INPUT ROWS =>
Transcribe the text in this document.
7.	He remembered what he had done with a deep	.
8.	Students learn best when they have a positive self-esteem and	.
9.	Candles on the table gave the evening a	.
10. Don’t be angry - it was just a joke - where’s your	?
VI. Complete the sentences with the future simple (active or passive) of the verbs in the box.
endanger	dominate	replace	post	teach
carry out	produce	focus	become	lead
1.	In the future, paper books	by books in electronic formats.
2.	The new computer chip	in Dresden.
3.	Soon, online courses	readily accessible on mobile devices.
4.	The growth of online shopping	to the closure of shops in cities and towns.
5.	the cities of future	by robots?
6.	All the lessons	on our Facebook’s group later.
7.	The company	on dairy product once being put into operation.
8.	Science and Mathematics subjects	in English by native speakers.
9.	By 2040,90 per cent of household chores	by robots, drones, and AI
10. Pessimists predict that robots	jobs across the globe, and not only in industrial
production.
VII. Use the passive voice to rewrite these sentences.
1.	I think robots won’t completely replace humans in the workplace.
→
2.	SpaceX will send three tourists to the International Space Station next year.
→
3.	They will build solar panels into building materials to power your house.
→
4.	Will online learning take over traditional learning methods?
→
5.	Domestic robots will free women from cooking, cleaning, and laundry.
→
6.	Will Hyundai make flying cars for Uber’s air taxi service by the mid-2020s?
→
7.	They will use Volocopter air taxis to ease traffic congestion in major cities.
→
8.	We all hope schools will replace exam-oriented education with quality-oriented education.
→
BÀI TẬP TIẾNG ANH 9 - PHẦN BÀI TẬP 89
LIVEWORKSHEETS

WHAT THE TASK REQUIRES => Search the entries for the word "passive", then list each line that holds it.

RESPONSE =>
VI. Complete the sentences with the future simple (active or passive) of the verbs in the box.
VII. Use the passive voice to rewrite these sentences.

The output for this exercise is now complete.